Problem details | Determine the number of lines that contain the word "this", then state that number and nothing more.

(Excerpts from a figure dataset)

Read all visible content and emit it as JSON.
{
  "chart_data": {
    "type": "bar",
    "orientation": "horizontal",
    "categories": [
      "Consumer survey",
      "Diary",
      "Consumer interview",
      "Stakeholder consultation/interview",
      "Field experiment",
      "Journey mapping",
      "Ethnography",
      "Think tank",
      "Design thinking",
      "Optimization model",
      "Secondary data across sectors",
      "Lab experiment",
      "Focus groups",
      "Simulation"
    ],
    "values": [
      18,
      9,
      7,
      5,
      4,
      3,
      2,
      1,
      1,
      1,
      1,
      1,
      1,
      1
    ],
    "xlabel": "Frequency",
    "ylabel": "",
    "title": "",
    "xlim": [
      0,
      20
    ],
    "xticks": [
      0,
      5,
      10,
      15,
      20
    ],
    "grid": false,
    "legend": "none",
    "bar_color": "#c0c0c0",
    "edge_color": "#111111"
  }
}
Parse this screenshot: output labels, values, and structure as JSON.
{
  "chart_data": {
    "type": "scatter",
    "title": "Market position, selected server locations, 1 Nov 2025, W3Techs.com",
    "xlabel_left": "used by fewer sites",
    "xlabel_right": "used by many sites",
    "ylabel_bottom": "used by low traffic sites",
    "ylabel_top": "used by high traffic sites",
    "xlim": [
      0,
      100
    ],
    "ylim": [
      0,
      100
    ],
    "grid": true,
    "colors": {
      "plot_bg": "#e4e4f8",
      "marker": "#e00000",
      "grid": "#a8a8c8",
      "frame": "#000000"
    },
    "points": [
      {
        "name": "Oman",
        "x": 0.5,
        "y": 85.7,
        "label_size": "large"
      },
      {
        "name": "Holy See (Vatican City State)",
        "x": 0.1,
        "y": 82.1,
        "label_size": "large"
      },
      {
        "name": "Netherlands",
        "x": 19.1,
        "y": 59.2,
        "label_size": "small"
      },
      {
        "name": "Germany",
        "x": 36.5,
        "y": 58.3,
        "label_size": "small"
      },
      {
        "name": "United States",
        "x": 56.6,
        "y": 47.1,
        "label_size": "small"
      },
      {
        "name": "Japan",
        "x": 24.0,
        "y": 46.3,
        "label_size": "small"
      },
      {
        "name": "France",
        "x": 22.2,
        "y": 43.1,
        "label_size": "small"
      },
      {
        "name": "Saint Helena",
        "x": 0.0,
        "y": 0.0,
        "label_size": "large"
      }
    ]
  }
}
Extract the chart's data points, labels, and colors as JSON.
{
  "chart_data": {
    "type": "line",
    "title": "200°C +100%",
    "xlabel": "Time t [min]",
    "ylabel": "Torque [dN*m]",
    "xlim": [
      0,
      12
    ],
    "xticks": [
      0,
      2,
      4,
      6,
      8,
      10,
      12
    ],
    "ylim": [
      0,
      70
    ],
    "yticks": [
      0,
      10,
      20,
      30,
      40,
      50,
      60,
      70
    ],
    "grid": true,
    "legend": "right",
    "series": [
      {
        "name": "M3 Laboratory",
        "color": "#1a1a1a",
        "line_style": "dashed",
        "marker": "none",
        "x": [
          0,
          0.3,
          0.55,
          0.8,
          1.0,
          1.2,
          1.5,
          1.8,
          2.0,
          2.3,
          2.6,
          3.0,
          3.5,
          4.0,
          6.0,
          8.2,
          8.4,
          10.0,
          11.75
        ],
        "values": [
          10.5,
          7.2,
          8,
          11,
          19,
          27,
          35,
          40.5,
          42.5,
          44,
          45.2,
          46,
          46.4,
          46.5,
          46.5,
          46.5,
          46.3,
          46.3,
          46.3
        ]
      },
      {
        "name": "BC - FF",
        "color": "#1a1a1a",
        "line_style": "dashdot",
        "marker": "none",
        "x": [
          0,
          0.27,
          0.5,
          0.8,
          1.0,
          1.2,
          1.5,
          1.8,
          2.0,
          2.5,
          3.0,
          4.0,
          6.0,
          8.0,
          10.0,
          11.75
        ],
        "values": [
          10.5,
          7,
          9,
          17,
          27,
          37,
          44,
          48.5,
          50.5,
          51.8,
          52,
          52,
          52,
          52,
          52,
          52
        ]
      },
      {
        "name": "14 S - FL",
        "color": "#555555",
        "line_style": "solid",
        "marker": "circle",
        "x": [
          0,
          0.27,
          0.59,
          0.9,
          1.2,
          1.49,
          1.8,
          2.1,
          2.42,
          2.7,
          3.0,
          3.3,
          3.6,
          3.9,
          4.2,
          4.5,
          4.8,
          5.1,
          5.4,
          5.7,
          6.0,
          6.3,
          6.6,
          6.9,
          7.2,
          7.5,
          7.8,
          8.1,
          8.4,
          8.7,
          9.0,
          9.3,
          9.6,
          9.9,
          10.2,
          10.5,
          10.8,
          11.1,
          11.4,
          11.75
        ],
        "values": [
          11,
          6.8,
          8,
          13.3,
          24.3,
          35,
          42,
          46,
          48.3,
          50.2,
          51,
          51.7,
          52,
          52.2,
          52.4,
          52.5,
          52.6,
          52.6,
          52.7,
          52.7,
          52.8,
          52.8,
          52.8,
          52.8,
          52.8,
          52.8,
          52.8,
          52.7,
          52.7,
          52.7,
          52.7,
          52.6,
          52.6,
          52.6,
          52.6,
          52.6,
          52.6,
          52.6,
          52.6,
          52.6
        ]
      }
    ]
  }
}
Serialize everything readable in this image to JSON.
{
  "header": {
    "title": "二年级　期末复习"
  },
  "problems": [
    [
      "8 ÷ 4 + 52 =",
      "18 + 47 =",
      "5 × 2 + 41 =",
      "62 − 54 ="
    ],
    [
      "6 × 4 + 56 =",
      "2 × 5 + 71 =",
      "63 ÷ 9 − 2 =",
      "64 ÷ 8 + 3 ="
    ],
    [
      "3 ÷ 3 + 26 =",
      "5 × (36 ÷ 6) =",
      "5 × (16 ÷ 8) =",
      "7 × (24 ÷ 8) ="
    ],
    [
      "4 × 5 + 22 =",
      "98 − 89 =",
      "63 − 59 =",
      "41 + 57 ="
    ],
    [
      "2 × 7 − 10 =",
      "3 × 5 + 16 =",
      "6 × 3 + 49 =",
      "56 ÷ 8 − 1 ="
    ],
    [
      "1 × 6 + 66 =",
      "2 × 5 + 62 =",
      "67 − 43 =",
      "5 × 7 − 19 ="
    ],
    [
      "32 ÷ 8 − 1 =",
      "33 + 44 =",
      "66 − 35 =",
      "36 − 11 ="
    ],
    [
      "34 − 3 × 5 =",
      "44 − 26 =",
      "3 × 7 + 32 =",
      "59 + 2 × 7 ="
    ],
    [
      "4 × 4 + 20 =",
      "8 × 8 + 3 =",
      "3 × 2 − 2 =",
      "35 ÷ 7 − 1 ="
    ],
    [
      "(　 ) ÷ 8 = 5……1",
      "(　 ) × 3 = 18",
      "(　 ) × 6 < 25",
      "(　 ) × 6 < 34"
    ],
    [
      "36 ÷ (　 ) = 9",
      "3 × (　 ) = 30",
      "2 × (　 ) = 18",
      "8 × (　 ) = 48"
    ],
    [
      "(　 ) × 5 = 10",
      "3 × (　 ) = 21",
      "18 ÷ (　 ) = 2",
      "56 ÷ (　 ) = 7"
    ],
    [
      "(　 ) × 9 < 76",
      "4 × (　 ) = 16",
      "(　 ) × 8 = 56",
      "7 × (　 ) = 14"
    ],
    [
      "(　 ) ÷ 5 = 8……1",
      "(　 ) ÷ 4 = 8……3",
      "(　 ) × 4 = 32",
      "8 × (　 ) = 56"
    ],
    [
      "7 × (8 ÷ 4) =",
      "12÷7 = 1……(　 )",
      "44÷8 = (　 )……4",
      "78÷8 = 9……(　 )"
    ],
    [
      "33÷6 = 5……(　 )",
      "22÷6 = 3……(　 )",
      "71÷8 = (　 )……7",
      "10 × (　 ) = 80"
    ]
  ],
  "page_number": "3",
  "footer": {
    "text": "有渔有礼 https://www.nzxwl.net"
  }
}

Answer to the problem | 2